Problem to work on –
Each line containing the word "label" should be found and copied.

Provided information –
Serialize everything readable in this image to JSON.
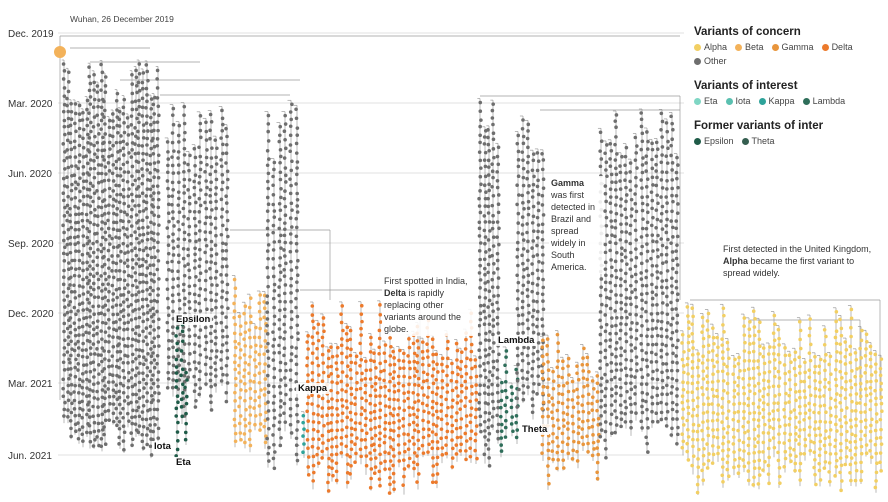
{
  "root_note": "Wuhan, 26 December 2019",
  "time_axis": [
    "Dec. 2019",
    "Mar. 2020",
    "Jun. 2020",
    "Sep. 2020",
    "Dec. 2020",
    "Mar. 2021",
    "Jun. 2021"
  ],
  "legend": {
    "concern_heading": "Variants of concern",
    "concern": [
      {
        "label": "Alpha",
        "color": "#f2cf63"
      },
      {
        "label": "Beta",
        "color": "#f3b25a"
      },
      {
        "label": "Gamma",
        "color": "#e8953c"
      },
      {
        "label": "Delta",
        "color": "#ec7a2c"
      },
      {
        "label": "Other",
        "color": "#6e6e6e"
      }
    ],
    "interest_heading": "Variants of interest",
    "interest": [
      {
        "label": "Eta",
        "color": "#7fd6c4"
      },
      {
        "label": "Iota",
        "color": "#5ac0b0"
      },
      {
        "label": "Kappa",
        "color": "#2ea39a"
      },
      {
        "label": "Lambda",
        "color": "#2f6e5a"
      }
    ],
    "former_heading": "Former variants of inter",
    "former": [
      {
        "label": "Epsilon",
        "color": "#1f5b48"
      },
      {
        "label": "Theta",
        "color": "#355e50"
      }
    ]
  },
  "annotations": {
    "delta_text": "First spotted in India,",
    "delta_bold": "Delta",
    "delta_rest": "is rapidly replacing other variants around the globe.",
    "gamma_bold": "Gamma",
    "gamma_rest": "was first detected in Brazil and spread widely in South America.",
    "alpha_text": "First detected in the United Kingdom,",
    "alpha_bold": "Alpha",
    "alpha_rest": "became the first variant to spread widely."
  },
  "clade_tags": {
    "epsilon": "Epsilon",
    "iota": "Iota",
    "eta": "Eta",
    "kappa": "Kappa",
    "lambda": "Lambda",
    "theta": "Theta"
  }
}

Task result –
        "label": "Alpha",
        "label": "Beta",
        "label": "Gamma",
        "label": "Delta",
        "label": "Other",
        "label": "Eta",
        "label": "Iota",
        "label": "Kappa",
        "label": "Lambda",
        "label": "Epsilon",
        "label": "Theta",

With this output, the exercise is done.